● **REQUIRED TASK**
From the entries that follow, list every line in which the string "alta" appears.

● **DATA FOR PROCESSING**

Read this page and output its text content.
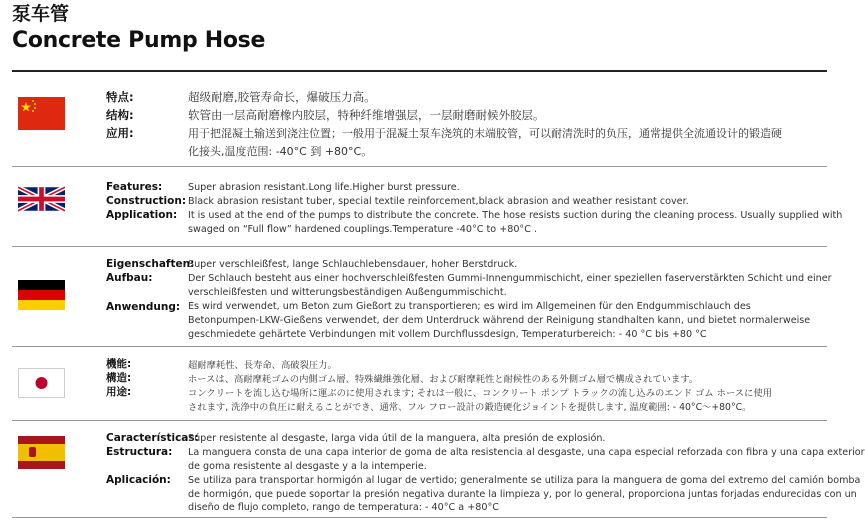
泵车管
Concrete Pump Hose
特点:
结构:
应用:
超级耐磨,胶管寿命长，爆破压力高。
软管由一层高耐磨橡内胶层，特种纤维增强层，一层耐磨耐候外胶层。
用于把混凝土输送到浇注位置；一般用于混凝土泵车浇筑的末端胶管，可以耐清洗时的负压，通常提供全流通设计的锻造硬
化接头,温度范围: -40°C 到 +80°C。
Features:
Construction:
Application:
Super abrasion resistant.Long life.Higher burst pressure.
Black abrasion resistant tuber, special textile reinforcement,black abrasion and weather resistant cover.
It is used at the end of the pumps to distribute the concrete. The hose resists suction during the cleaning process. Usually supplied with
swaged on “Full flow” hardened couplings.Temperature -40°C to +80°C .
Eigenschaften:
Aufbau:
Anwendung:
Super verschleißfest, lange Schlauchlebensdauer, hoher Berstdruck.
Der Schlauch besteht aus einer hochverschleißfesten Gummi-Innengummischicht, einer speziellen faserverstärkten Schicht und einer
verschleißfesten und witterungsbeständigen Außengummischicht.
Es wird verwendet, um Beton zum Gießort zu transportieren; es wird im Allgemeinen für den Endgummischlauch des
Betonpumpen-LKW-Gießens verwendet, der dem Unterdruck während der Reinigung standhalten kann, und bietet normalerweise
geschmiedete gehärtete Verbindungen mit vollem Durchflussdesign, Temperaturbereich: - 40 °C bis +80 °C
機能:
構造:
用途:
超耐摩耗性、長寿命、高破裂圧力。
ホースは、高耐摩耗ゴムの内側ゴム層、特殊繊維強化層、および耐摩耗性と耐候性のある外側ゴム層で構成されています。
コンクリートを流し込む場所に運ぶのに使用されます; それは一般に、コンクリート ポンプ トラックの流し込みのエンド ゴム ホースに使用
されます, 洗浄中の負圧に耐えることができ、通常、フル フロー設計の鍛造硬化ジョイントを提供します, 温度範囲: - 40°C～+80°C。
Características:
Estructura:
Aplicación:
Súper resistente al desgaste, larga vida útil de la manguera, alta presión de explosión.
La manguera consta de una capa interior de goma de alta resistencia al desgaste, una capa especial reforzada con fibra y una capa exterior
de goma resistente al desgaste y a la intemperie.
Se utiliza para transportar hormigón al lugar de vertido; generalmente se utiliza para la manguera de goma del extremo del camión bomba
de hormigón, que puede soportar la presión negativa durante la limpieza y, por lo general, proporciona juntas forjadas endurecidas con un
diseño de flujo completo, rango de temperatura: - 40°C a +80°C
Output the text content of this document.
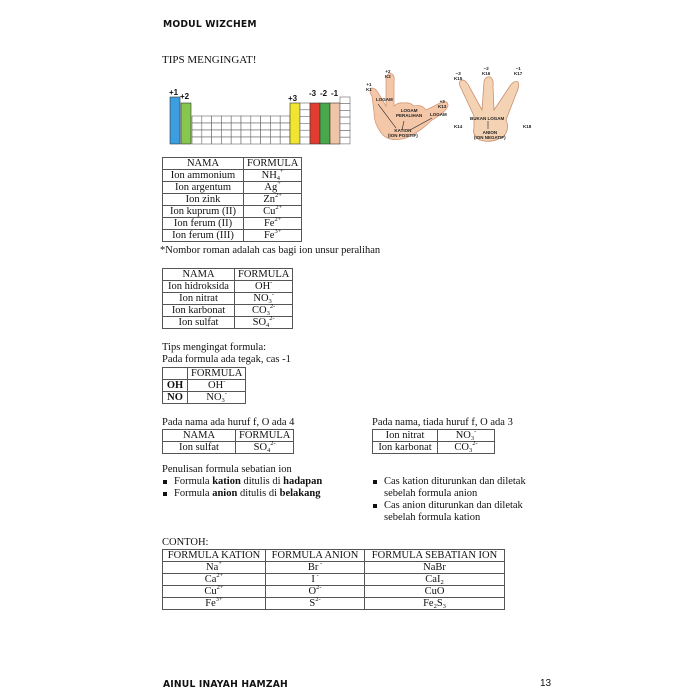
MODUL WIZCHEM
TIPS MENGINGAT!
+1 +2	+3
-3 -2 -1
+1
K1
+2
K2
+3
K13
LOGAM
LOGAM
PERALIHAN LOGAM
KATION
(ION POSITIF)
−3
K15
−2
K16
−1
K17
K14	K18
BUKAN LOGAM
ANION
(ION NEGATIF)
NAMA	FORMULA
Ion ammonium	$NH_4^+$
Ion argentum	Ag+
Ion zink	$Zn^{2+}$
Ion kuprum (II)	$Cu^{2+}$
Ion ferum (II)	$Fe^{2+}$
Ion ferum (III)	$Fe^{3+}$
*Nombor roman adalah cas bagi ion unsur peralihan
NAMA	FORMULA
Ion hidroksida	OH-
Ion nitrat	$NO_3^-$
Ion karbonat	$CO_3^{2-}$
Ion sulfat	$SO_4^{2-}$
Tips mengingat formula:
Pada formula ada tegak, cas -1
	FORMULA
OH	OH-
NO	$NO_3^-$
Pada nama ada huruf f, O ada 4
NAMA	FORMULA
Ion sulfat	$SO_4^{2-}$
Pada nama, tiada huruf f, O ada 3
Ion nitrat	$NO_3^-$
Ion karbonat	$CO_3^{2-}$
Penulisan formula sebatian ion
Formula kation ditulis di hadapan
Formula anion ditulis di belakang
Cas kation diturunkan dan diletak
sebelah formula anion
Cas anion diturunkan dan diletak
sebelah formula kation
CONTOH:
FORMULA KATION	FORMULA ANION	FORMULA SEBATIAN ION
Na+	Br -	NaBr
$Ca^{2+}$	I -	CaI$_2$
$Cu^{2+}$	$O^{2-}$	CuO
$Fe^{3+}$	$S^{2-}$	$Fe_2S_3$
AINUL INAYAH HAMZAH	13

● **FULL OUTPUT**
Súper resistente al desgaste, larga vida útil de la manguera, alta presión de explosión.
La manguera consta de una capa interior de goma de alta resistencia al desgaste, una capa especial reforzada con fibra y una capa exterior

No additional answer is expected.